Below is a set of records; print all of them exactly as written.

Extracted data entries
· · · ·
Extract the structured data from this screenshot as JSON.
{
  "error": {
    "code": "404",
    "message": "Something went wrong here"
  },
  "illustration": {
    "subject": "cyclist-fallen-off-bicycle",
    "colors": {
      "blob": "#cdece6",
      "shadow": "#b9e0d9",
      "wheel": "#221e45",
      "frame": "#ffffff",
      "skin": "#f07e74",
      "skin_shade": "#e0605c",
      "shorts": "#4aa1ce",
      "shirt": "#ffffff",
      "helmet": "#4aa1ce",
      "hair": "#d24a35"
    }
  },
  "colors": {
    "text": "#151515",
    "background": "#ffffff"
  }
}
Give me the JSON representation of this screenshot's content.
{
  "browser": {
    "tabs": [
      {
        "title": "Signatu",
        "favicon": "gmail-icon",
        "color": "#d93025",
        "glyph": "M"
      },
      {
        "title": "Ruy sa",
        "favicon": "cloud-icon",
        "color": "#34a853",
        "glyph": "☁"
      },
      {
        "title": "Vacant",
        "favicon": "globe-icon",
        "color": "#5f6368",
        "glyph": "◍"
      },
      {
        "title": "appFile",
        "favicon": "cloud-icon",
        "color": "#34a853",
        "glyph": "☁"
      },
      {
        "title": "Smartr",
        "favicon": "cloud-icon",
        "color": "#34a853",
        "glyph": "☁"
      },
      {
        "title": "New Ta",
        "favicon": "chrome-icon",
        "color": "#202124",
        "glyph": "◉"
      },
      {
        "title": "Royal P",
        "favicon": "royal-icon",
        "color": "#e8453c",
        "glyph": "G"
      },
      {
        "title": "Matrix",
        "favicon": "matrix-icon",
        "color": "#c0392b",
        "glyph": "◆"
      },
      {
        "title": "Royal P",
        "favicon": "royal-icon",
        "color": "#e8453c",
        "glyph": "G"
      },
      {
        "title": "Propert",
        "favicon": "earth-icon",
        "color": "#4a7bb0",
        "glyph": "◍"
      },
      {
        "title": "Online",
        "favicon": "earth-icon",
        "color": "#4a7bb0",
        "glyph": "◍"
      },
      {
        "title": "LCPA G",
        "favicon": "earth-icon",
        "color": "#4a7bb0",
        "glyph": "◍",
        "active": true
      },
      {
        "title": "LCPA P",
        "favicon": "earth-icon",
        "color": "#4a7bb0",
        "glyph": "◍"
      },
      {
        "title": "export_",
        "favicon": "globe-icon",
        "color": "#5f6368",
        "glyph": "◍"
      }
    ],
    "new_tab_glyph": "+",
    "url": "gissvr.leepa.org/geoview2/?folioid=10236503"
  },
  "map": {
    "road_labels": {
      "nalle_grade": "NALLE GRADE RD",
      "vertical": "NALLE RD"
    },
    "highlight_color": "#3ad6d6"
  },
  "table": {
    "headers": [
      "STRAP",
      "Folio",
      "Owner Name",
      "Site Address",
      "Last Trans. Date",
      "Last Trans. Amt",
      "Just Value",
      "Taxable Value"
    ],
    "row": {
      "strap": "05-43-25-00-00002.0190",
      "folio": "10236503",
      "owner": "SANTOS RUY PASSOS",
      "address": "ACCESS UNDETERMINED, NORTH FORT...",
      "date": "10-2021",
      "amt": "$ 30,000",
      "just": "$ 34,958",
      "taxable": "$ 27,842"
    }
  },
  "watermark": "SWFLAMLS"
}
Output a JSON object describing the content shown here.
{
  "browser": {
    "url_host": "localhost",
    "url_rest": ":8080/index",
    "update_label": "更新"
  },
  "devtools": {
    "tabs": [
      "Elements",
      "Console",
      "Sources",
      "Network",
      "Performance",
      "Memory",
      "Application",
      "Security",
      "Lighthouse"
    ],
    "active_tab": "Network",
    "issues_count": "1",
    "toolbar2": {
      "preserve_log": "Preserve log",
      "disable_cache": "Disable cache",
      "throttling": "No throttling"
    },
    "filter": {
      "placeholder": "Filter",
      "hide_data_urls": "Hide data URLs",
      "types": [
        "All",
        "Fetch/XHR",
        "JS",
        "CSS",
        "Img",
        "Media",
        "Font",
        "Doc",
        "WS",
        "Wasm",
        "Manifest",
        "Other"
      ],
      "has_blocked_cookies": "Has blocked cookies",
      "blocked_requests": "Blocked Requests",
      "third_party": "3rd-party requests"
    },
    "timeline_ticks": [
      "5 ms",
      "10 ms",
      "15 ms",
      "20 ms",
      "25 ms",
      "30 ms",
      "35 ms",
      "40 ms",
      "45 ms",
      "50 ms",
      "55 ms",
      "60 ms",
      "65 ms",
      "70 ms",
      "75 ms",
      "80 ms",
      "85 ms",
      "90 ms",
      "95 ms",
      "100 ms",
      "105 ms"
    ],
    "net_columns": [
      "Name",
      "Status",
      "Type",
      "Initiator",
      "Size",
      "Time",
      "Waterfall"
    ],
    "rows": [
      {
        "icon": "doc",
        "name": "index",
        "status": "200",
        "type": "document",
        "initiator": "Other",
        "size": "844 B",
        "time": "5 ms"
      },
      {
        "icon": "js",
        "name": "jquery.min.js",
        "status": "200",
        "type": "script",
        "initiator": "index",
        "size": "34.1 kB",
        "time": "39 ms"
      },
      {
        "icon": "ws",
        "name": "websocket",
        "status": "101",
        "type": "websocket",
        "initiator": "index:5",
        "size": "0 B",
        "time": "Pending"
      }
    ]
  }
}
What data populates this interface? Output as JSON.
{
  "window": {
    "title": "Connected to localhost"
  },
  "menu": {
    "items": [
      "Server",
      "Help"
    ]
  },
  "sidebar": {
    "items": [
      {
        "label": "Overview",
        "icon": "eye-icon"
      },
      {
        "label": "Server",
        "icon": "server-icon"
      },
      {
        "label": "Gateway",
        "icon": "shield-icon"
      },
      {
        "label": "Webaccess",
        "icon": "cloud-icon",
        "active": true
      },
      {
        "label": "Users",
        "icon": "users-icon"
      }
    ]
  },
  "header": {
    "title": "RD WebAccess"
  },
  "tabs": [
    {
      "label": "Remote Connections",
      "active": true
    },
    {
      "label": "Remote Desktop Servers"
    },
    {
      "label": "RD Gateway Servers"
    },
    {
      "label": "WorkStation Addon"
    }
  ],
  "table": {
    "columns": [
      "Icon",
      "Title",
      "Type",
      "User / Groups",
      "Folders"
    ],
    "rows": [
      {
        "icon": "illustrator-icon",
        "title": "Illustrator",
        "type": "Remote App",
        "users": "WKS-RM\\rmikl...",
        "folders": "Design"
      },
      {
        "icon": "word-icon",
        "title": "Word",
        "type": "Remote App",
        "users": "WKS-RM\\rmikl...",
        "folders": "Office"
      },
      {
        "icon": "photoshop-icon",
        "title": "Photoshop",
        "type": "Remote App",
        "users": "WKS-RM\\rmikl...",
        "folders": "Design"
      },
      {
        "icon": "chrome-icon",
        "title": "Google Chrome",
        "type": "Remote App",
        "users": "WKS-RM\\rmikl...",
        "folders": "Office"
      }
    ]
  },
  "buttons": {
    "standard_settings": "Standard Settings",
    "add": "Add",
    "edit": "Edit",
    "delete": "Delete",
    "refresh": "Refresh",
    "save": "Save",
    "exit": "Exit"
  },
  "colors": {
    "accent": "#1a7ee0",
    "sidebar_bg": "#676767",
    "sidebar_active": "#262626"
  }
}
· · · ·
Output for this task:
Extract the structured data from this screenshot as JSON.
{
  "error": {
    "code": "404",
    "message": "Something went wrong here"
  },
  "illustration": {
    "subject": "cyclist-fallen-off-bicycle",
    "colors": {
      "blob": "#cdece6",
      "shadow": "#b9e0d9",
      "wheel": "#221e45",
      "frame": "#ffffff",
      "skin": "#f07e74",
      "skin_shade": "#e0605c",
      "shorts": "#4aa1ce",
      "shirt": "#ffffff",
      "helmet": "#4aa1ce",
      "hair": "#d24a35"
    }
  },
  "colors": {
    "text": "#151515",
    "background": "#ffffff"
  }
}
Give me the JSON representation of this screenshot's content.
{
  "browser": {
    "tabs": [
      {
        "title": "Signatu",
        "favicon": "gmail-icon",
        "color": "#d93025",
        "glyph": "M"
      },
      {
        "title": "Ruy sa",
        "favicon": "cloud-icon",
        "color": "#34a853",
        "glyph": "☁"
      },
      {
        "title": "Vacant",
        "favicon": "globe-icon",
        "color": "#5f6368",
        "glyph": "◍"
      },
      {
        "title": "appFile",
        "favicon": "cloud-icon",
        "color": "#34a853",
        "glyph": "☁"
      },
      {
        "title": "Smartr",
        "favicon": "cloud-icon",
        "color": "#34a853",
        "glyph": "☁"
      },
      {
        "title": "New Ta",
        "favicon": "chrome-icon",
        "color": "#202124",
        "glyph": "◉"
      },
      {
        "title": "Royal P",
        "favicon": "royal-icon",
        "color": "#e8453c",
        "glyph": "G"
      },
      {
        "title": "Matrix",
        "favicon": "matrix-icon",
        "color": "#c0392b",
        "glyph": "◆"
      },
      {
        "title": "Royal P",
        "favicon": "royal-icon",
        "color": "#e8453c",
        "glyph": "G"
      },
      {
        "title": "Propert",
        "favicon": "earth-icon",
        "color": "#4a7bb0",
        "glyph": "◍"
      },
      {
        "title": "Online",
        "favicon": "earth-icon",
        "color": "#4a7bb0",
        "glyph": "◍"
      },
      {
        "title": "LCPA G",
        "favicon": "earth-icon",
        "color": "#4a7bb0",
        "glyph": "◍",
        "active": true
      },
      {
        "title": "LCPA P",
        "favicon": "earth-icon",
        "color": "#4a7bb0",
        "glyph": "◍"
      },
      {
        "title": "export_",
        "favicon": "globe-icon",
        "color": "#5f6368",
        "glyph": "◍"
      }
    ],
    "new_tab_glyph": "+",
    "url": "gissvr.leepa.org/geoview2/?folioid=10236503"
  },
  "map": {
    "road_labels": {
      "nalle_grade": "NALLE GRADE RD",
      "vertical": "NALLE RD"
    },
    "highlight_color": "#3ad6d6"
  },
  "table": {
    "headers": [
      "STRAP",
      "Folio",
      "Owner Name",
      "Site Address",
      "Last Trans. Date",
      "Last Trans. Amt",
      "Just Value",
      "Taxable Value"
    ],
    "row": {
      "strap": "05-43-25-00-00002.0190",
      "folio": "10236503",
      "owner": "SANTOS RUY PASSOS",
      "address": "ACCESS UNDETERMINED, NORTH FORT...",
      "date": "10-2021",
      "amt": "$ 30,000",
      "just": "$ 34,958",
      "taxable": "$ 27,842"
    }
  },
  "watermark": "SWFLAMLS"
}
Output a JSON object describing the content shown here.
{
  "browser": {
    "url_host": "localhost",
    "url_rest": ":8080/index",
    "update_label": "更新"
  },
  "devtools": {
    "tabs": [
      "Elements",
      "Console",
      "Sources",
      "Network",
      "Performance",
      "Memory",
      "Application",
      "Security",
      "Lighthouse"
    ],
    "active_tab": "Network",
    "issues_count": "1",
    "toolbar2": {
      "preserve_log": "Preserve log",
      "disable_cache": "Disable cache",
      "throttling": "No throttling"
    },
    "filter": {
      "placeholder": "Filter",
      "hide_data_urls": "Hide data URLs",
      "types": [
        "All",
        "Fetch/XHR",
        "JS",
        "CSS",
        "Img",
        "Media",
        "Font",
        "Doc",
        "WS",
        "Wasm",
        "Manifest",
        "Other"
      ],
      "has_blocked_cookies": "Has blocked cookies",
      "blocked_requests": "Blocked Requests",
      "third_party": "3rd-party requests"
    },
    "timeline_ticks": [
      "5 ms",
      "10 ms",
      "15 ms",
      "20 ms",
      "25 ms",
      "30 ms",
      "35 ms",
      "40 ms",
      "45 ms",
      "50 ms",
      "55 ms",
      "60 ms",
      "65 ms",
      "70 ms",
      "75 ms",
      "80 ms",
      "85 ms",
      "90 ms",
      "95 ms",
      "100 ms",
      "105 ms"
    ],
    "net_columns": [
      "Name",
      "Status",
      "Type",
      "Initiator",
      "Size",
      "Time",
      "Waterfall"
    ],
    "rows": [
      {
        "icon": "doc",
        "name": "index",
        "status": "200",
        "type": "document",
        "initiator": "Other",
        "size": "844 B",
        "time": "5 ms"
      },
      {
        "icon": "js",
        "name": "jquery.min.js",
        "status": "200",
        "type": "script",
        "initiator": "index",
        "size": "34.1 kB",
        "time": "39 ms"
      },
      {
        "icon": "ws",
        "name": "websocket",
        "status": "101",
        "type": "websocket",
        "initiator": "index:5",
        "size": "0 B",
        "time": "Pending"
      }
    ]
  }
}
What data populates this interface? Output as JSON.
{
  "window": {
    "title": "Connected to localhost"
  },
  "menu": {
    "items": [
      "Server",
      "Help"
    ]
  },
  "sidebar": {
    "items": [
      {
        "label": "Overview",
        "icon": "eye-icon"
      },
      {
        "label": "Server",
        "icon": "server-icon"
      },
      {
        "label": "Gateway",
        "icon": "shield-icon"
      },
      {
        "label": "Webaccess",
        "icon": "cloud-icon",
        "active": true
      },
      {
        "label": "Users",
        "icon": "users-icon"
      }
    ]
  },
  "header": {
    "title": "RD WebAccess"
  },
  "tabs": [
    {
      "label": "Remote Connections",
      "active": true
    },
    {
      "label": "Remote Desktop Servers"
    },
    {
      "label": "RD Gateway Servers"
    },
    {
      "label": "WorkStation Addon"
    }
  ],
  "table": {
    "columns": [
      "Icon",
      "Title",
      "Type",
      "User / Groups",
      "Folders"
    ],
    "rows": [
      {
        "icon": "illustrator-icon",
        "title": "Illustrator",
        "type": "Remote App",
        "users": "WKS-RM\\rmikl...",
        "folders": "Design"
      },
      {
        "icon": "word-icon",
        "title": "Word",
        "type": "Remote App",
        "users": "WKS-RM\\rmikl...",
        "folders": "Office"
      },
      {
        "icon": "photoshop-icon",
        "title": "Photoshop",
        "type": "Remote App",
        "users": "WKS-RM\\rmikl...",
        "folders": "Design"
      },
      {
        "icon": "chrome-icon",
        "title": "Google Chrome",
        "type": "Remote App",
        "users": "WKS-RM\\rmikl...",
        "folders": "Office"
      }
    ]
  },
  "buttons": {
    "standard_settings": "Standard Settings",
    "add": "Add",
    "edit": "Edit",
    "delete": "Delete",
    "refresh": "Refresh",
    "save": "Save",
    "exit": "Exit"
  },
  "colors": {
    "accent": "#1a7ee0",
    "sidebar_bg": "#676767",
    "sidebar_active": "#262626"
  }
}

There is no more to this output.